- _Dataset content_:
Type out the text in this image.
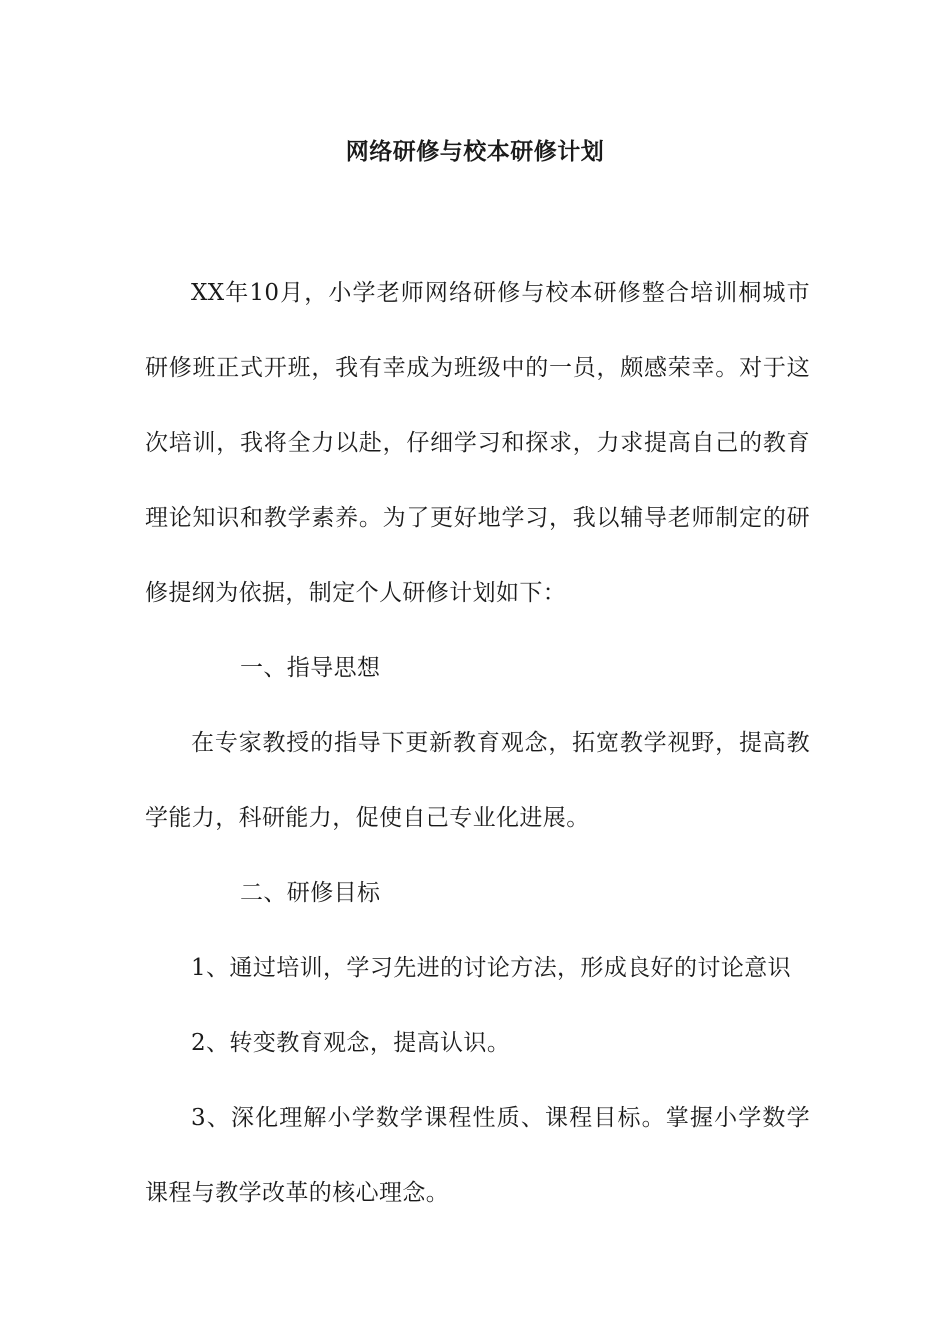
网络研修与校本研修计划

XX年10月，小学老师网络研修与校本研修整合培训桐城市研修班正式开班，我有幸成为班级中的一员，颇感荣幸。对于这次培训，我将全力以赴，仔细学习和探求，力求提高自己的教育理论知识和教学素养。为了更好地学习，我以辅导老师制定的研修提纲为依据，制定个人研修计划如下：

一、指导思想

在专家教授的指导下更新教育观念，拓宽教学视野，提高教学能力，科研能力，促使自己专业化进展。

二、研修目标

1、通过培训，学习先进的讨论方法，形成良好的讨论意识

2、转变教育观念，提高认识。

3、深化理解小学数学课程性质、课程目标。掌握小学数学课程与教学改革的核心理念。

- _Task statement_: Quote the records above exactly, leaving out any pictures.

- _Final result_:
Type out the text in this image.
网络研修与校本研修计划

XX年10月，小学老师网络研修与校本研修整合培训桐城市研修班正式开班，我有幸成为班级中的一员，颇感荣幸。对于这次培训，我将全力以赴，仔细学习和探求，力求提高自己的教育理论知识和教学素养。为了更好地学习，我以辅导老师制定的研修提纲为依据，制定个人研修计划如下：

一、指导思想

在专家教授的指导下更新教育观念，拓宽教学视野，提高教学能力，科研能力，促使自己专业化进展。

二、研修目标

1、通过培训，学习先进的讨论方法，形成良好的讨论意识

2、转变教育观念，提高认识。

3、深化理解小学数学课程性质、课程目标。掌握小学数学课程与教学改革的核心理念。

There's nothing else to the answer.